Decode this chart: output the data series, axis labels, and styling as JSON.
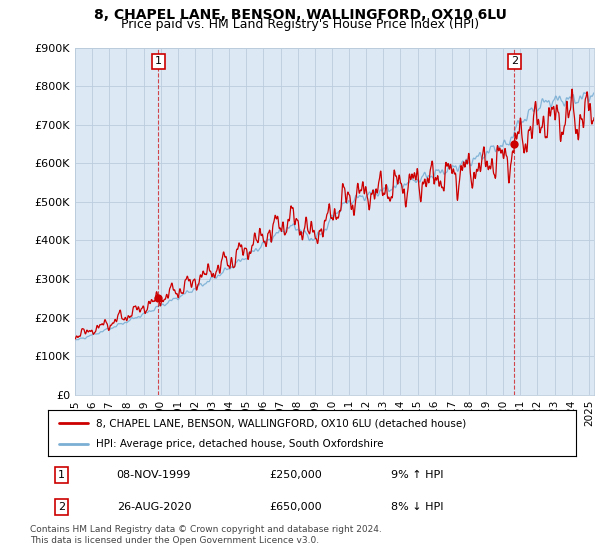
{
  "title": "8, CHAPEL LANE, BENSON, WALLINGFORD, OX10 6LU",
  "subtitle": "Price paid vs. HM Land Registry's House Price Index (HPI)",
  "ylim": [
    0,
    900000
  ],
  "ytick_labels": [
    "£0",
    "£100K",
    "£200K",
    "£300K",
    "£400K",
    "£500K",
    "£600K",
    "£700K",
    "£800K",
    "£900K"
  ],
  "ytick_values": [
    0,
    100000,
    200000,
    300000,
    400000,
    500000,
    600000,
    700000,
    800000,
    900000
  ],
  "hpi_color": "#7bafd4",
  "price_color": "#cc0000",
  "plot_bg_color": "#dce9f5",
  "marker1_date_num": 1999.86,
  "marker1_price": 250000,
  "marker1_label": "1",
  "marker1_date_str": "08-NOV-1999",
  "marker1_price_str": "£250,000",
  "marker1_hpi_str": "9% ↑ HPI",
  "marker2_date_num": 2020.65,
  "marker2_price": 650000,
  "marker2_label": "2",
  "marker2_date_str": "26-AUG-2020",
  "marker2_price_str": "£650,000",
  "marker2_hpi_str": "8% ↓ HPI",
  "legend_line1": "8, CHAPEL LANE, BENSON, WALLINGFORD, OX10 6LU (detached house)",
  "legend_line2": "HPI: Average price, detached house, South Oxfordshire",
  "footnote": "Contains HM Land Registry data © Crown copyright and database right 2024.\nThis data is licensed under the Open Government Licence v3.0.",
  "background_color": "#ffffff",
  "grid_color": "#bbccdd",
  "title_fontsize": 10,
  "subtitle_fontsize": 9,
  "tick_fontsize": 8,
  "xstart": 1995.0,
  "xend": 2025.3
}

What you need to do:
Pull out each line of the entries that contains "data".

Exercise result:
Decode this chart: output the data series, axis labels, and styling as JSON.
  "footnote": "Contains HM Land Registry data © Crown copyright and database right 2024.\nThis data is licensed under the Open Government Licence v3.0.",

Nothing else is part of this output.